Problem details » Your task is to write out the complete listing exactly as it is shown.

Stored records »
-------------------------

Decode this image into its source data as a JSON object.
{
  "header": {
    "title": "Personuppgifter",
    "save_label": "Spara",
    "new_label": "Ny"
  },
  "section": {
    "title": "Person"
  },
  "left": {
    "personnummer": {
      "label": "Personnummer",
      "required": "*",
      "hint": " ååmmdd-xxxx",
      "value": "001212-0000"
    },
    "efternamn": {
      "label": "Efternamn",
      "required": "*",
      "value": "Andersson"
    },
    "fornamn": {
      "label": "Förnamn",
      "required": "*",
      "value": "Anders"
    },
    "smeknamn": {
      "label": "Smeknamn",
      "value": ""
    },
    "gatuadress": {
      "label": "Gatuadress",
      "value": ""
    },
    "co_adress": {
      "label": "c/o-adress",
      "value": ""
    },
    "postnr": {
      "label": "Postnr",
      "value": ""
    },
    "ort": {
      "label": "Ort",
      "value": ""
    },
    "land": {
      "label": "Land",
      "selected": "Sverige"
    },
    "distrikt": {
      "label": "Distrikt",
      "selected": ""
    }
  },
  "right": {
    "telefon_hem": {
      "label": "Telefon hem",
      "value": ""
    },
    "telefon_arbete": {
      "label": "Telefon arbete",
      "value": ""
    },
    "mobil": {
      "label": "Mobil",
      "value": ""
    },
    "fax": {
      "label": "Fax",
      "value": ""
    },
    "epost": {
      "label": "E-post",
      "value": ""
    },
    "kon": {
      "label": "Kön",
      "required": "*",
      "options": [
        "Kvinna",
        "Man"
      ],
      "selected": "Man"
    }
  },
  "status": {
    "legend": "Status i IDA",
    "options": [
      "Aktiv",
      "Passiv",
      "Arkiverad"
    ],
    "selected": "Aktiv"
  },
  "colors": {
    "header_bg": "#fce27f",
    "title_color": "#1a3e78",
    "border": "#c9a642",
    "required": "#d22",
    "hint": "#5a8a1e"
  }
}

-------------------------

Task solution »
Decode this image into its source data as a JSON object.
{
  "header": {
    "title": "Personuppgifter",
    "save_label": "Spara",
    "new_label": "Ny"
  },
  "section": {
    "title": "Person"
  },
  "left": {
    "personnummer": {
      "label": "Personnummer",
      "required": "*",
      "hint": " ååmmdd-xxxx",
      "value": "001212-0000"
    },
    "efternamn": {
      "label": "Efternamn",
      "required": "*",
      "value": "Andersson"
    },
    "fornamn": {
      "label": "Förnamn",
      "required": "*",
      "value": "Anders"
    },
    "smeknamn": {
      "label": "Smeknamn",
      "value": ""
    },
    "gatuadress": {
      "label": "Gatuadress",
      "value": ""
    },
    "co_adress": {
      "label": "c/o-adress",
      "value": ""
    },
    "postnr": {
      "label": "Postnr",
      "value": ""
    },
    "ort": {
      "label": "Ort",
      "value": ""
    },
    "land": {
      "label": "Land",
      "selected": "Sverige"
    },
    "distrikt": {
      "label": "Distrikt",
      "selected": ""
    }
  },
  "right": {
    "telefon_hem": {
      "label": "Telefon hem",
      "value": ""
    },
    "telefon_arbete": {
      "label": "Telefon arbete",
      "value": ""
    },
    "mobil": {
      "label": "Mobil",
      "value": ""
    },
    "fax": {
      "label": "Fax",
      "value": ""
    },
    "epost": {
      "label": "E-post",
      "value": ""
    },
    "kon": {
      "label": "Kön",
      "required": "*",
      "options": [
        "Kvinna",
        "Man"
      ],
      "selected": "Man"
    }
  },
  "status": {
    "legend": "Status i IDA",
    "options": [
      "Aktiv",
      "Passiv",
      "Arkiverad"
    ],
    "selected": "Aktiv"
  },
  "colors": {
    "header_bg": "#fce27f",
    "title_color": "#1a3e78",
    "border": "#c9a642",
    "required": "#d22",
    "hint": "#5a8a1e"
  }
}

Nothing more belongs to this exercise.